# Exercise inputs
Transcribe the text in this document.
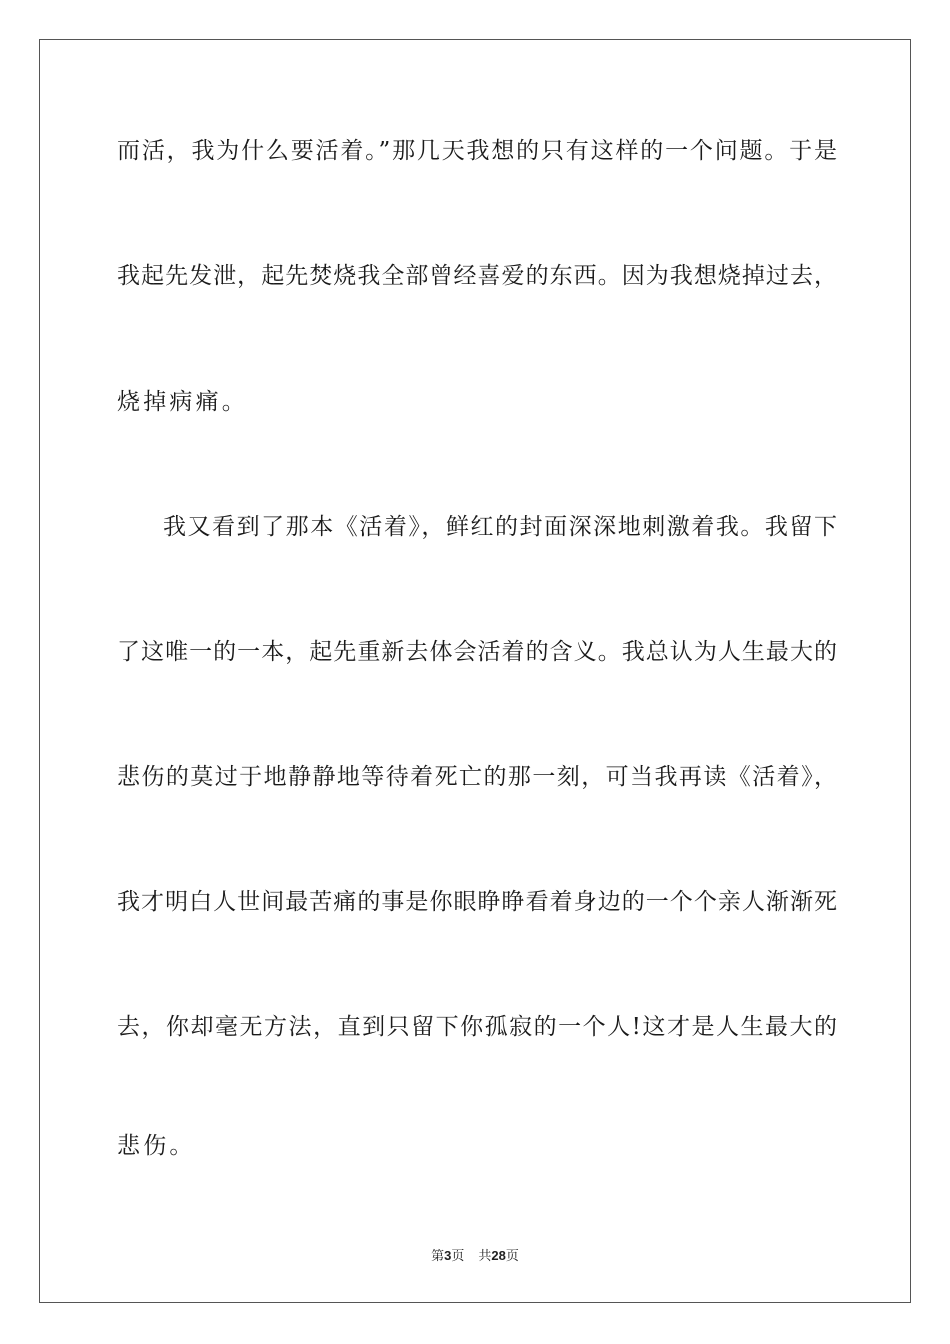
而活，我为什么要活着。”那几天我想的只有这样的一个问题。于是
我起先发泄，起先焚烧我全部曾经喜爱的东西。因为我想烧掉过去，
烧掉病痛。
我又看到了那本《活着》，鲜红的封面深深地刺激着我。我留下
了这唯一的一本，起先重新去体会活着的含义。我总认为人生最大的
悲伤的莫过于地静静地等待着死亡的那一刻，可当我再读《活着》，
我才明白人世间最苦痛的事是你眼睁睁看着身边的一个个亲人渐渐死
去，你却毫无方法，直到只留下你孤寂的一个人!这才是人生最大的
悲伤。
第3页 共28页
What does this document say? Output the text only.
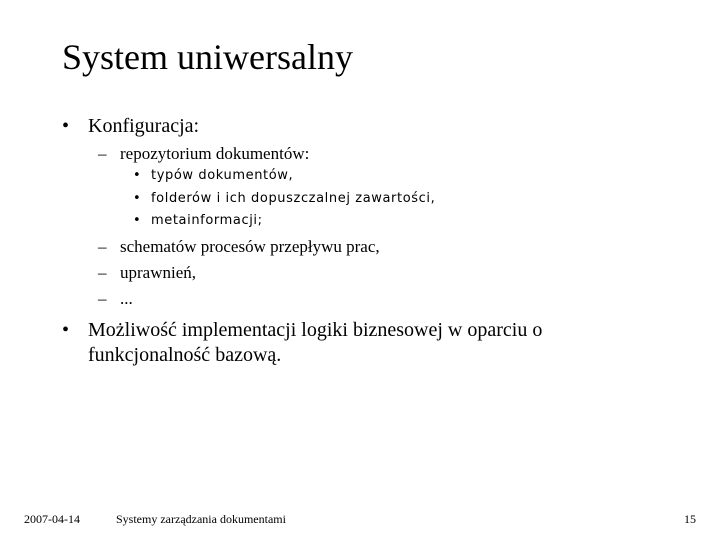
System uniwersalny
• Konfiguracja:
– repozytorium dokumentów:
• typów dokumentów,
• folderów i ich dopuszczalnej zawartości,
• metainformacji;
– schematów procesów przepływu prac,
– uprawnień,
– ...
• Możliwość implementacji logiki biznesowej w oparciu o
funkcjonalność bazową.
2007-04-14	Systemy zarządzania dokumentami	15
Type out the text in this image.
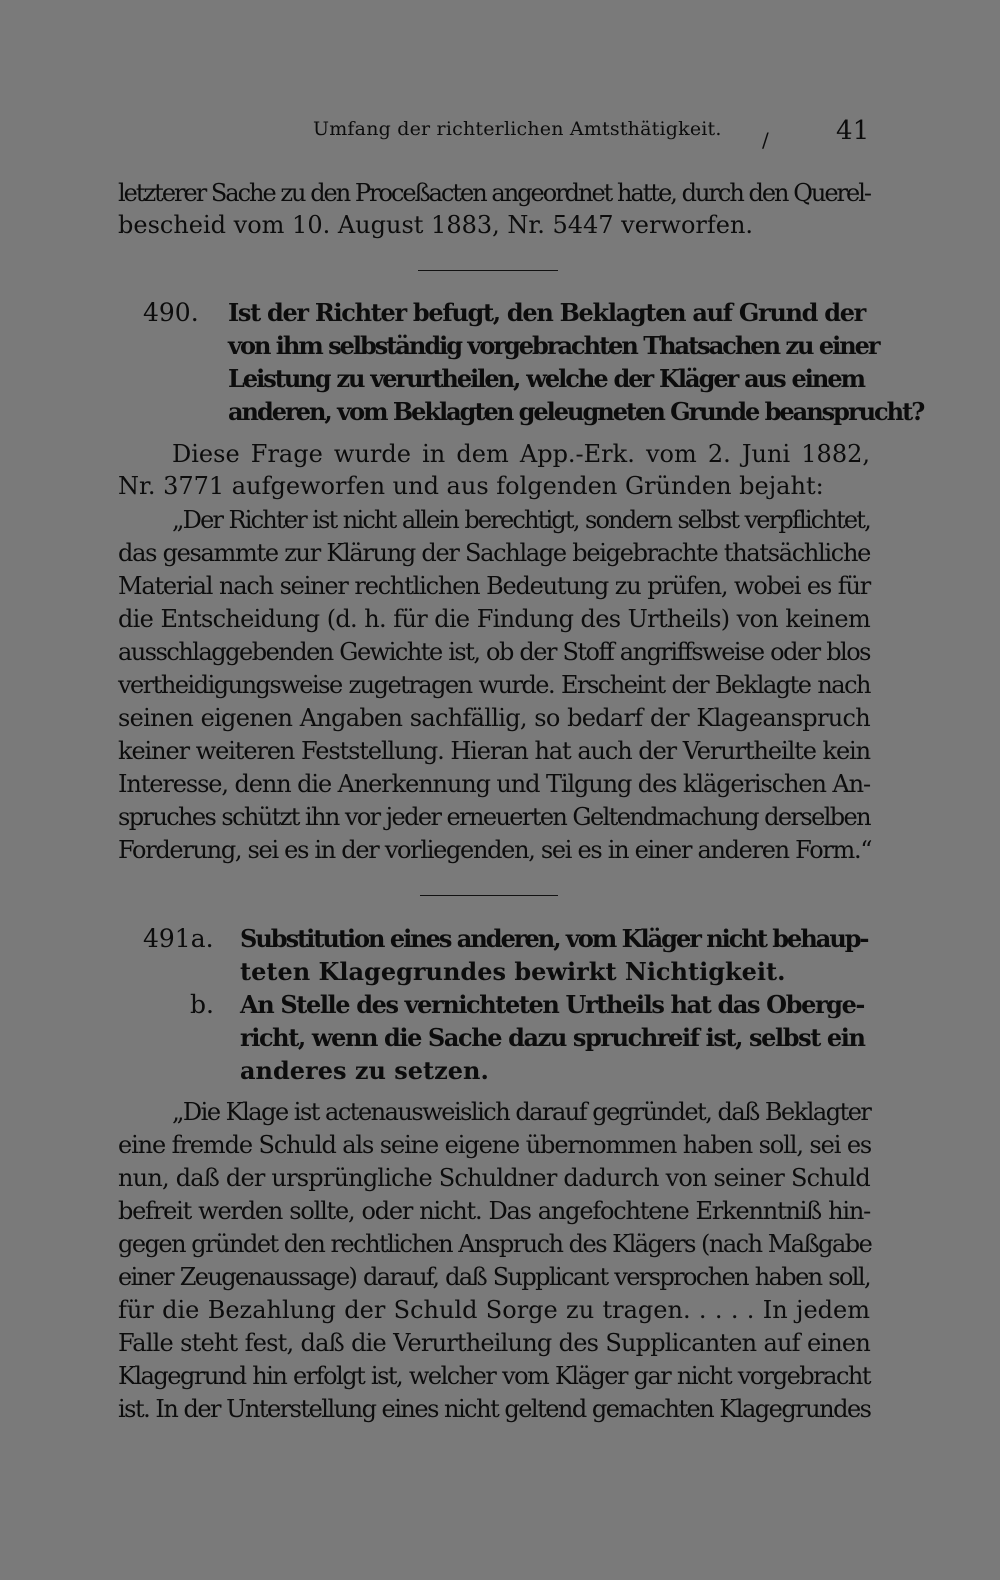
Umfang der richterlichen Amtsthätigkeit. /	41
letzterer Sache zu den Proceßacten angeordnet hatte, durch den Querel-
bescheid vom 10. August 1883, Nr. 5447 verworfen.
490. Ist der Richter befugt, den Beklagten auf Grund der
von ihm selbständig vorgebrachten Thatsachen zu einer
Leistung zu verurtheilen, welche der Kläger aus einem
anderen, vom Beklagten geleugneten Grunde beansprucht?
Diese Frage wurde in dem App.-Erk. vom 2. Juni 1882,
Nr. 3771 aufgeworfen und aus folgenden Gründen bejaht:
„Der Richter ist nicht allein berechtigt, sondern selbst verpflichtet,
das gesammte zur Klärung der Sachlage beigebrachte thatsächliche
Material nach seiner rechtlichen Bedeutung zu prüfen, wobei es für
die Entscheidung (d. h. für die Findung des Urtheils) von keinem
ausschlaggebenden Gewichte ist, ob der Stoff angriffsweise oder blos
vertheidigungsweise zugetragen wurde. Erscheint der Beklagte nach
seinen eigenen Angaben sachfällig, so bedarf der Klageanspruch
keiner weiteren Feststellung. Hieran hat auch der Verurtheilte kein
Interesse, denn die Anerkennung und Tilgung des klägerischen An-
spruches schützt ihn vor jeder erneuerten Geltendmachung derselben
Forderung, sei es in der vorliegenden, sei es in einer anderen Form.“
491a. Substitution eines anderen, vom Kläger nicht behaup-
teten Klagegrundes bewirkt Nichtigkeit.
b. An Stelle des vernichteten Urtheils hat das Oberge-
richt, wenn die Sache dazu spruchreif ist, selbst ein
anderes zu setzen.
„Die Klage ist actenausweislich darauf gegründet, daß Beklagter
eine fremde Schuld als seine eigene übernommen haben soll, sei es
nun, daß der ursprüngliche Schuldner dadurch von seiner Schuld
befreit werden sollte, oder nicht. Das angefochtene Erkenntniß hin-
gegen gründet den rechtlichen Anspruch des Klägers (nach Maßgabe
einer Zeugenaussage) darauf, daß Supplicant versprochen haben soll,
für die Bezahlung der Schuld Sorge zu tragen. . . . . In jedem
Falle steht fest, daß die Verurtheilung des Supplicanten auf einen
Klagegrund hin erfolgt ist, welcher vom Kläger gar nicht vorgebracht
ist. In der Unterstellung eines nicht geltend gemachten Klagegrundes
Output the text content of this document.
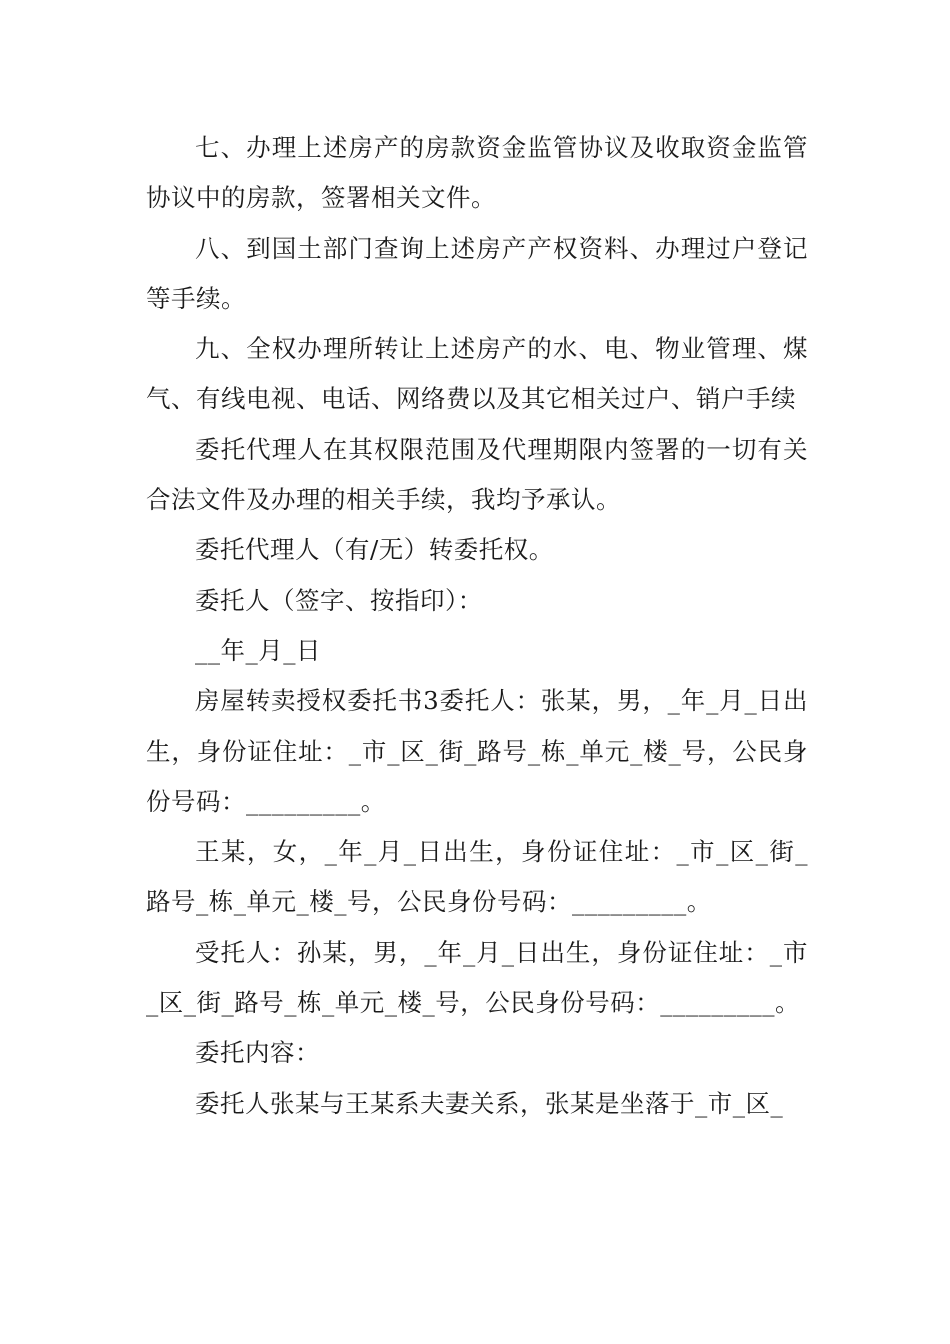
七、办理上述房产的房款资金监管协议及收取资金监管协议中的房款，签署相关文件。

八、到国土部门查询上述房产产权资料、办理过户登记等手续。

九、全权办理所转让上述房产的水、电、物业管理、煤气、有线电视、电话、网络费以及其它相关过户、销户手续

委托代理人在其权限范围及代理期限内签署的一切有关合法文件及办理的相关手续，我均予承认。

委托代理人（有/无）转委托权。

委托人（签字、按指印）：

__年_月_日

房屋转卖授权委托书3委托人：张某，男，_年_月_日出生，身份证住址：_市_区_街_路号_栋_单元_楼_号，公民身份号码：_________。

王某，女，_年_月_日出生，身份证住址：_市_区_街_路号_栋_单元_楼_号，公民身份号码：_________。

受托人：孙某，男，_年_月_日出生，身份证住址：_市_区_街_路号_栋_单元_楼_号，公民身份号码：_________。

委托内容：

委托人张某与王某系夫妻关系，张某是坐落于_市_区_
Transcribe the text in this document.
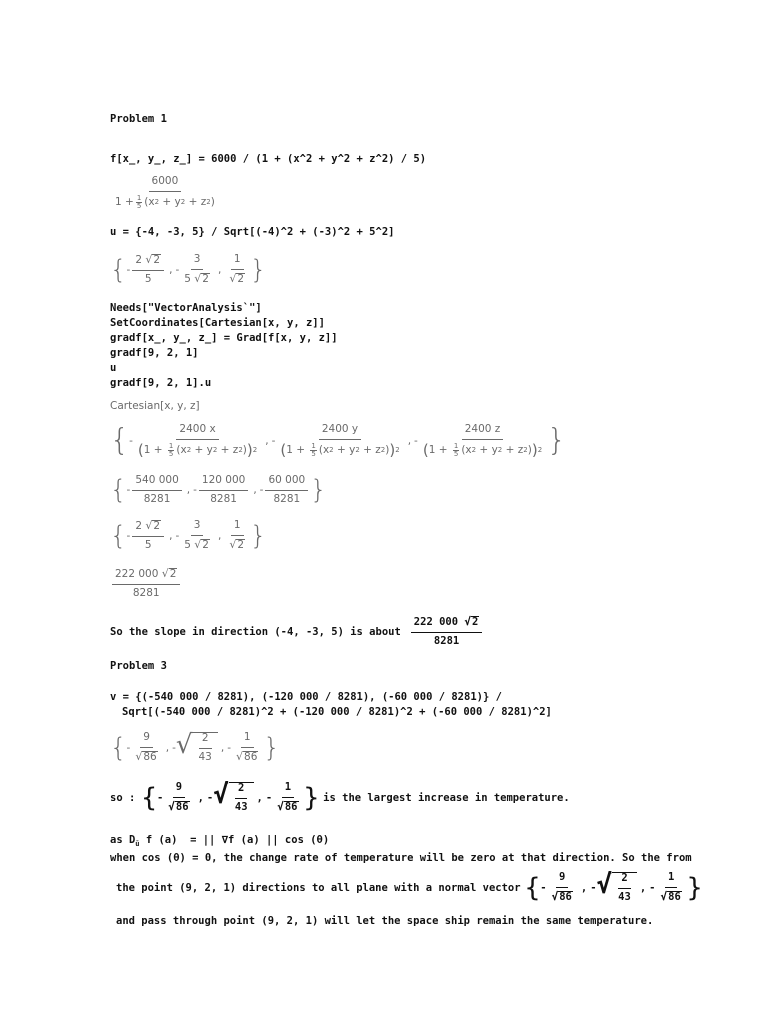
Problem 1
f[x_, y_, z_] = 6000 / (1 + (x^2 + y^2 + z^2) / 5)
$\frac{6000}{1 + \frac{1}{5} (x 2 + y 2 + z 2 )}$
u = {-4, -3, 5} / Sqrt[(-4)^2 + (-3)^2 + 5^2]
{ - $\frac{2 √ 2}{5}$ , - $\frac{3}{5 √ 2}$ , $\frac{1}{√ 2}$ }
Needs["VectorAnalysis`"]
SetCoordinates[Cartesian[x, y, z]]
gradf[x_, y_, z_] = Grad[f[x, y, z]]
gradf[9, 2, 1]
u
gradf[9, 2, 1].u
Cartesian[x, y, z]
{ - $\frac{2400 x}{( 1 + \frac{1}{5} (x 2 + y 2 + z 2 ) ) 2}$ , - $\frac{2400 y}{( 1 + \frac{1}{5} (x 2 + y 2 + z 2 ) ) 2}$ , - $\frac{2400 z}{( 1 + \frac{1}{5} (x 2 + y 2 + z 2 ) ) 2}$ }
{ - $\frac{540 000}{8281}$ , - $\frac{120 000}{8281}$ , - $\frac{60 000}{8281}$ }
{ - $\frac{2 √ 2}{5}$ , - $\frac{3}{5 √ 2}$ , $\frac{1}{√ 2}$ }
$\frac{222 000 √ 2}{8281}$
So the slope in direction (-4, -3, 5) is about $\frac{222 000 √ 2}{8281}$
Problem 3
v = {(-540 000 / 8281), (-120 000 / 8281), (-60 000 / 8281)} /
Sqrt[(-540 000 / 8281)^2 + (-120 000 / 8281)^2 + (-60 000 / 8281)^2]
{ - $\frac{9}{√ 86}$ , - √ $\frac{2}{43}$ , - $\frac{1}{√ 86}$ }
so : { - $\frac{9}{√ 86}$ , - √ $\frac{2}{43}$ , - $\frac{1}{√ 86}$ } is the largest increase in temperature.
as $D_ū$ f (a)  = || ∇f (a) || cos (θ)
when cos (θ) = 0, the change rate of temperature will be zero at that direction. So the from
the point (9, 2, 1) directions to all plane with a normal vector { - $\frac{9}{√ 86}$ , - √ $\frac{2}{43}$ , - $\frac{1}{√ 86}$ }
and pass through point (9, 2, 1) will let the space ship remain the same temperature.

# Exercise task
Reproduce the whole listing word for word, setting aside any pictures.

# Exercise response
Transcribe the text in this document.
而活，我为什么要活着。”那几天我想的只有这样的一个问题。于是
我起先发泄，起先焚烧我全部曾经喜爱的东西。因为我想烧掉过去，
烧掉病痛。
我又看到了那本《活着》，鲜红的封面深深地刺激着我。我留下
了这唯一的一本，起先重新去体会活着的含义。我总认为人生最大的
悲伤的莫过于地静静地等待着死亡的那一刻，可当我再读《活着》，
我才明白人世间最苦痛的事是你眼睁睁看着身边的一个个亲人渐渐死
去，你却毫无方法，直到只留下你孤寂的一个人!这才是人生最大的
悲伤。
第3页 共28页
What does this document say? Output the text only.
System uniwersalny
• Konfiguracja:
– repozytorium dokumentów:
• typów dokumentów,
• folderów i ich dopuszczalnej zawartości,
• metainformacji;
– schematów procesów przepływu prac,
– uprawnień,
– ...
• Możliwość implementacji logiki biznesowej w oparciu o
funkcjonalność bazową.
2007-04-14	Systemy zarządzania dokumentami	15
Type out the text in this image.
Umfang der richterlichen Amtsthätigkeit. /	41
letzterer Sache zu den Proceßacten angeordnet hatte, durch den Querel-
bescheid vom 10. August 1883, Nr. 5447 verworfen.
490. Ist der Richter befugt, den Beklagten auf Grund der
von ihm selbständig vorgebrachten Thatsachen zu einer
Leistung zu verurtheilen, welche der Kläger aus einem
anderen, vom Beklagten geleugneten Grunde beansprucht?
Diese Frage wurde in dem App.-Erk. vom 2. Juni 1882,
Nr. 3771 aufgeworfen und aus folgenden Gründen bejaht:
„Der Richter ist nicht allein berechtigt, sondern selbst verpflichtet,
das gesammte zur Klärung der Sachlage beigebrachte thatsächliche
Material nach seiner rechtlichen Bedeutung zu prüfen, wobei es für
die Entscheidung (d. h. für die Findung des Urtheils) von keinem
ausschlaggebenden Gewichte ist, ob der Stoff angriffsweise oder blos
vertheidigungsweise zugetragen wurde. Erscheint der Beklagte nach
seinen eigenen Angaben sachfällig, so bedarf der Klageanspruch
keiner weiteren Feststellung. Hieran hat auch der Verurtheilte kein
Interesse, denn die Anerkennung und Tilgung des klägerischen An-
spruches schützt ihn vor jeder erneuerten Geltendmachung derselben
Forderung, sei es in der vorliegenden, sei es in einer anderen Form.“
491a. Substitution eines anderen, vom Kläger nicht behaup-
teten Klagegrundes bewirkt Nichtigkeit.
b. An Stelle des vernichteten Urtheils hat das Oberge-
richt, wenn die Sache dazu spruchreif ist, selbst ein
anderes zu setzen.
„Die Klage ist actenausweislich darauf gegründet, daß Beklagter
eine fremde Schuld als seine eigene übernommen haben soll, sei es
nun, daß der ursprüngliche Schuldner dadurch von seiner Schuld
befreit werden sollte, oder nicht. Das angefochtene Erkenntniß hin-
gegen gründet den rechtlichen Anspruch des Klägers (nach Maßgabe
einer Zeugenaussage) darauf, daß Supplicant versprochen haben soll,
für die Bezahlung der Schuld Sorge zu tragen. . . . . In jedem
Falle steht fest, daß die Verurtheilung des Supplicanten auf einen
Klagegrund hin erfolgt ist, welcher vom Kläger gar nicht vorgebracht
ist. In der Unterstellung eines nicht geltend gemachten Klagegrundes
Output the text content of this document.
七、办理上述房产的房款资金监管协议及收取资金监管协议中的房款，签署相关文件。

八、到国土部门查询上述房产产权资料、办理过户登记等手续。

九、全权办理所转让上述房产的水、电、物业管理、煤气、有线电视、电话、网络费以及其它相关过户、销户手续

委托代理人在其权限范围及代理期限内签署的一切有关合法文件及办理的相关手续，我均予承认。

委托代理人（有/无）转委托权。

委托人（签字、按指印）：

__年_月_日

房屋转卖授权委托书3委托人：张某，男，_年_月_日出生，身份证住址：_市_区_街_路号_栋_单元_楼_号，公民身份号码：_________。

王某，女，_年_月_日出生，身份证住址：_市_区_街_路号_栋_单元_楼_号，公民身份号码：_________。

受托人：孙某，男，_年_月_日出生，身份证住址：_市_区_街_路号_栋_单元_楼_号，公民身份号码：_________。

委托内容：

委托人张某与王某系夫妻关系，张某是坐落于_市_区_
Transcribe the text in this document.
Problem 1
f[x_, y_, z_] = 6000 / (1 + (x^2 + y^2 + z^2) / 5)
$\frac{6000}{1 + \frac{1}{5} (x 2 + y 2 + z 2 )}$
u = {-4, -3, 5} / Sqrt[(-4)^2 + (-3)^2 + 5^2]
{ - $\frac{2 √ 2}{5}$ , - $\frac{3}{5 √ 2}$ , $\frac{1}{√ 2}$ }
Needs["VectorAnalysis`"]
SetCoordinates[Cartesian[x, y, z]]
gradf[x_, y_, z_] = Grad[f[x, y, z]]
gradf[9, 2, 1]
u
gradf[9, 2, 1].u
Cartesian[x, y, z]
{ - $\frac{2400 x}{( 1 + \frac{1}{5} (x 2 + y 2 + z 2 ) ) 2}$ , - $\frac{2400 y}{( 1 + \frac{1}{5} (x 2 + y 2 + z 2 ) ) 2}$ , - $\frac{2400 z}{( 1 + \frac{1}{5} (x 2 + y 2 + z 2 ) ) 2}$ }
{ - $\frac{540 000}{8281}$ , - $\frac{120 000}{8281}$ , - $\frac{60 000}{8281}$ }
{ - $\frac{2 √ 2}{5}$ , - $\frac{3}{5 √ 2}$ , $\frac{1}{√ 2}$ }
$\frac{222 000 √ 2}{8281}$
So the slope in direction (-4, -3, 5) is about $\frac{222 000 √ 2}{8281}$
Problem 3
v = {(-540 000 / 8281), (-120 000 / 8281), (-60 000 / 8281)} /
Sqrt[(-540 000 / 8281)^2 + (-120 000 / 8281)^2 + (-60 000 / 8281)^2]
{ - $\frac{9}{√ 86}$ , - √ $\frac{2}{43}$ , - $\frac{1}{√ 86}$ }
so : { - $\frac{9}{√ 86}$ , - √ $\frac{2}{43}$ , - $\frac{1}{√ 86}$ } is the largest increase in temperature.
as $D_ū$ f (a)  = || ∇f (a) || cos (θ)
when cos (θ) = 0, the change rate of temperature will be zero at that direction. So the from
the point (9, 2, 1) directions to all plane with a normal vector { - $\frac{9}{√ 86}$ , - √ $\frac{2}{43}$ , - $\frac{1}{√ 86}$ }
and pass through point (9, 2, 1) will let the space ship remain the same temperature.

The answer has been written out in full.